▸ **Required work**
Show all lines that include the string "text"; copy each one.

------ Entries supplied

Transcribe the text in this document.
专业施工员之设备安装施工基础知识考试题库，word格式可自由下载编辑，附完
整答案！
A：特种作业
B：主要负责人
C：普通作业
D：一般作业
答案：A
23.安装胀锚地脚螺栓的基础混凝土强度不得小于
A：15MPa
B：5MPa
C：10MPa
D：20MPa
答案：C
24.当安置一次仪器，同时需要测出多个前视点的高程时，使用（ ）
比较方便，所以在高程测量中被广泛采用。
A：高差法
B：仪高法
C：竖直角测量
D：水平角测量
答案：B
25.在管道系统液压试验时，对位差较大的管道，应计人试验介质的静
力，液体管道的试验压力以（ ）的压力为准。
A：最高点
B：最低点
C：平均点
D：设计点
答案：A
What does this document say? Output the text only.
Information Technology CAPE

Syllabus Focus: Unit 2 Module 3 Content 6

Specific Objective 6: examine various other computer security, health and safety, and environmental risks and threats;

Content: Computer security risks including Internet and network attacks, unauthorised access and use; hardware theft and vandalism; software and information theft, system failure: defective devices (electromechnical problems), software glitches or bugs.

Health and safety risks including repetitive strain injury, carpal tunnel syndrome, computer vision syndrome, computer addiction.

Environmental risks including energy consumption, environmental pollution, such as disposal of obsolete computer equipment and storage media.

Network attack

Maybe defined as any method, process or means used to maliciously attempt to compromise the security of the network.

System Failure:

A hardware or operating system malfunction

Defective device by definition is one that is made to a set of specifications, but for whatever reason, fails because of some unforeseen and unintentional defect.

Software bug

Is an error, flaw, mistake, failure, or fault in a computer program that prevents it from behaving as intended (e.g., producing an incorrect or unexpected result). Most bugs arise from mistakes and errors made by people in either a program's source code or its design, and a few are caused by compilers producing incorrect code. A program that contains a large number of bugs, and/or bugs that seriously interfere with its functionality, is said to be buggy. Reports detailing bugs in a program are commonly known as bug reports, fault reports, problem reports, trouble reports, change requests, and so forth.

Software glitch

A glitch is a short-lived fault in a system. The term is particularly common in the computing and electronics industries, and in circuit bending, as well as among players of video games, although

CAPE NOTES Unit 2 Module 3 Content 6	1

------------

▸ **Problem solution**
Transcribe the text in this document.
What does this document say? Output the text only.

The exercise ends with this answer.